[START OF Records supplied]
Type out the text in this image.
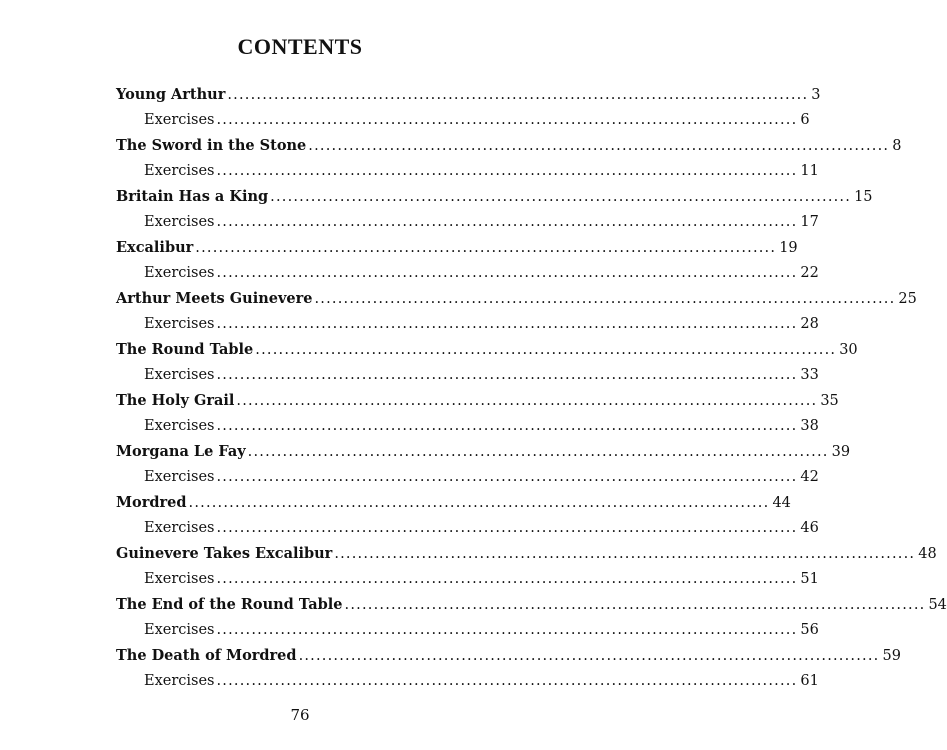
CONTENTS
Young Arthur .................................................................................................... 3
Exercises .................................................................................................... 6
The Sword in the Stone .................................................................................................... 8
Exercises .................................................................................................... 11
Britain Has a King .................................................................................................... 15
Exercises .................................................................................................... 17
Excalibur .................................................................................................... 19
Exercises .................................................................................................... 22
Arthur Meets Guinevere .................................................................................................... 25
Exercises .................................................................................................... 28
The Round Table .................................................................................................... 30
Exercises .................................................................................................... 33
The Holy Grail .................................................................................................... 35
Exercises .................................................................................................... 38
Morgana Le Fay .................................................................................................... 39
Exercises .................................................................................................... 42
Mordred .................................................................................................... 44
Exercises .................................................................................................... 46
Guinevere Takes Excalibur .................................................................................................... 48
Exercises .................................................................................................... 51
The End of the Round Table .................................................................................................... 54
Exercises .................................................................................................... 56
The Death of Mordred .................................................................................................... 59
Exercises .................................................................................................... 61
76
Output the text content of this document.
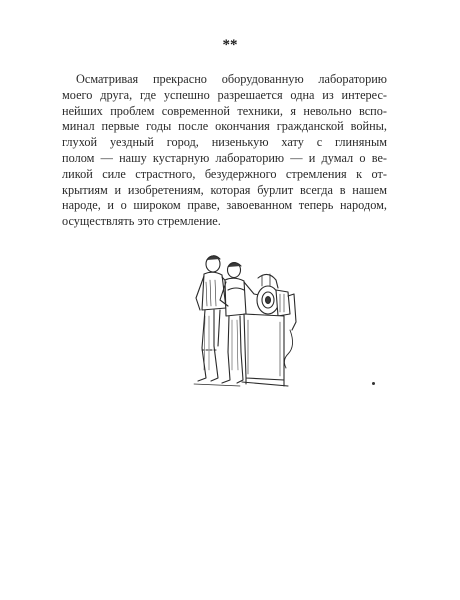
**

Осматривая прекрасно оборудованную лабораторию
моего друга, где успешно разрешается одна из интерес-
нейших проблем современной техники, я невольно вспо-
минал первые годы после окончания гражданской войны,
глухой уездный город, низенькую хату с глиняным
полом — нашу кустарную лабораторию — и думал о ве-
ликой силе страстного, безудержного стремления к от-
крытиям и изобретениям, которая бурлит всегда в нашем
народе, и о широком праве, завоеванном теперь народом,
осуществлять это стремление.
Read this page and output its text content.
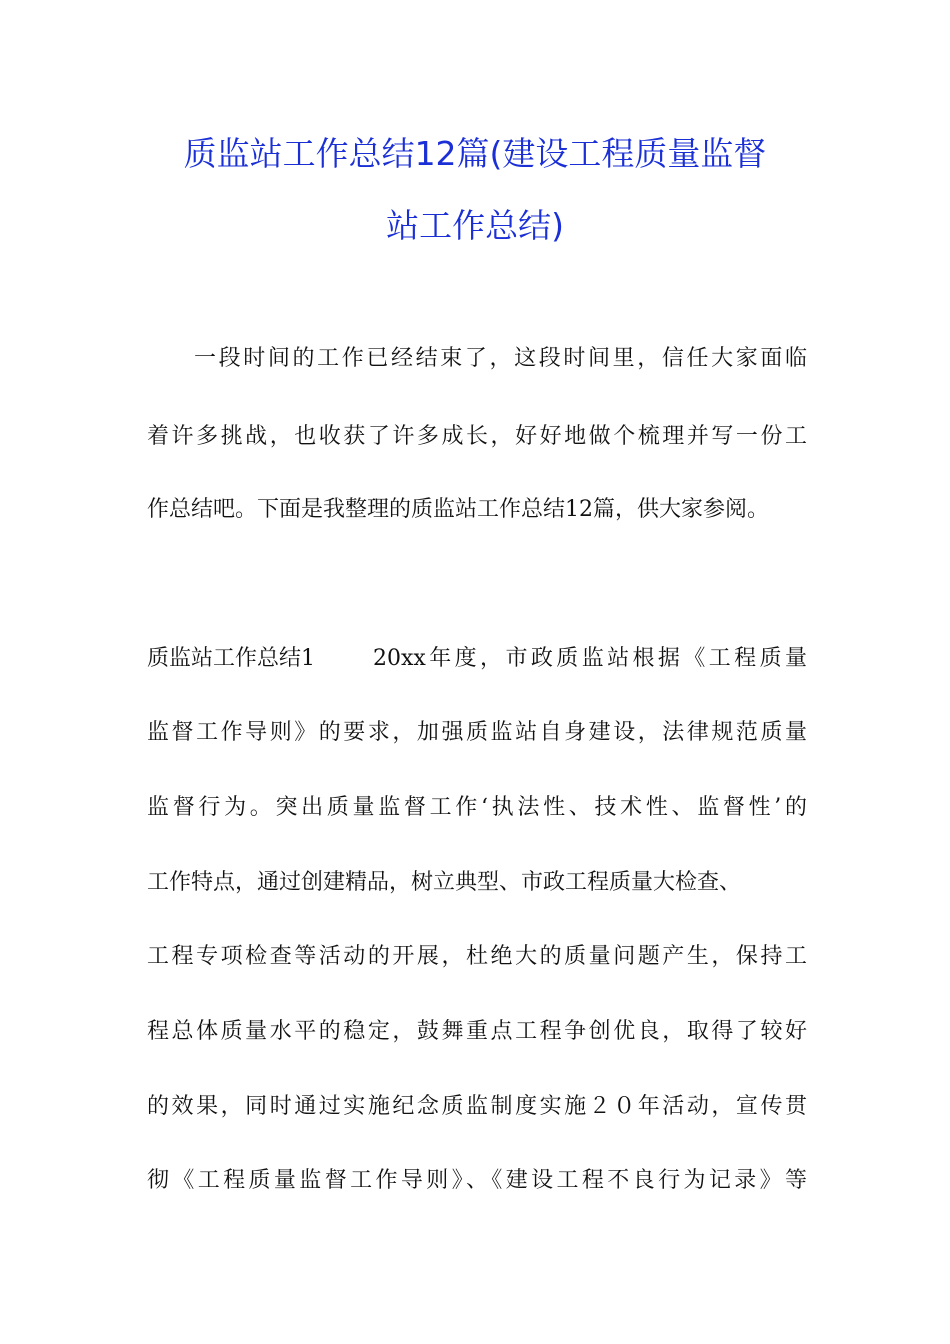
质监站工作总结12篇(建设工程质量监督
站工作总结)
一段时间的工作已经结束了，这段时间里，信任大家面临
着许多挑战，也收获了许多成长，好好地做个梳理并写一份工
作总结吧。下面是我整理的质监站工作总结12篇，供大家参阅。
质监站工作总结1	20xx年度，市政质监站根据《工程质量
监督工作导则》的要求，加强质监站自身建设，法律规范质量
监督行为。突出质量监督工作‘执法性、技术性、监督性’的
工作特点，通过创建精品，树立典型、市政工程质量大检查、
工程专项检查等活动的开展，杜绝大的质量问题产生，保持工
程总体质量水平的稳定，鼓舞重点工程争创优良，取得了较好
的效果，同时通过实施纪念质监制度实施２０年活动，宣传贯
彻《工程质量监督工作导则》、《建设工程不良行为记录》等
[END OF Records supplied]
Written problem
Restate the full listing verbatim and drop every picture.

Solution to the exercise
Type out the text in this image.
CONTENTS
Young Arthur .................................................................................................... 3
Exercises .................................................................................................... 6
The Sword in the Stone .................................................................................................... 8
Exercises .................................................................................................... 11
Britain Has a King .................................................................................................... 15
Exercises .................................................................................................... 17
Excalibur .................................................................................................... 19
Exercises .................................................................................................... 22
Arthur Meets Guinevere .................................................................................................... 25
Exercises .................................................................................................... 28
The Round Table .................................................................................................... 30
Exercises .................................................................................................... 33
The Holy Grail .................................................................................................... 35
Exercises .................................................................................................... 38
Morgana Le Fay .................................................................................................... 39
Exercises .................................................................................................... 42
Mordred .................................................................................................... 44
Exercises .................................................................................................... 46
Guinevere Takes Excalibur .................................................................................................... 48
Exercises .................................................................................................... 51
The End of the Round Table .................................................................................................... 54
Exercises .................................................................................................... 56
The Death of Mordred .................................................................................................... 59
Exercises .................................................................................................... 61
76
Output the text content of this document.
**

Осматривая прекрасно оборудованную лабораторию
моего друга, где успешно разрешается одна из интерес-
нейших проблем современной техники, я невольно вспо-
минал первые годы после окончания гражданской войны,
глухой уездный город, низенькую хату с глиняным
полом — нашу кустарную лабораторию — и думал о ве-
ликой силе страстного, безудержного стремления к от-
крытиям и изобретениям, которая бурлит всегда в нашем
народе, и о широком праве, завоеванном теперь народом,
осуществлять это стремление.
Read this page and output its text content.
质监站工作总结12篇(建设工程质量监督
站工作总结)
一段时间的工作已经结束了，这段时间里，信任大家面临
着许多挑战，也收获了许多成长，好好地做个梳理并写一份工
作总结吧。下面是我整理的质监站工作总结12篇，供大家参阅。
质监站工作总结1	20xx年度，市政质监站根据《工程质量
监督工作导则》的要求，加强质监站自身建设，法律规范质量
监督行为。突出质量监督工作‘执法性、技术性、监督性’的
工作特点，通过创建精品，树立典型、市政工程质量大检查、
工程专项检查等活动的开展，杜绝大的质量问题产生，保持工
程总体质量水平的稳定，鼓舞重点工程争创优良，取得了较好
的效果，同时通过实施纪念质监制度实施２０年活动，宣传贯
彻《工程质量监督工作导则》、《建设工程不良行为记录》等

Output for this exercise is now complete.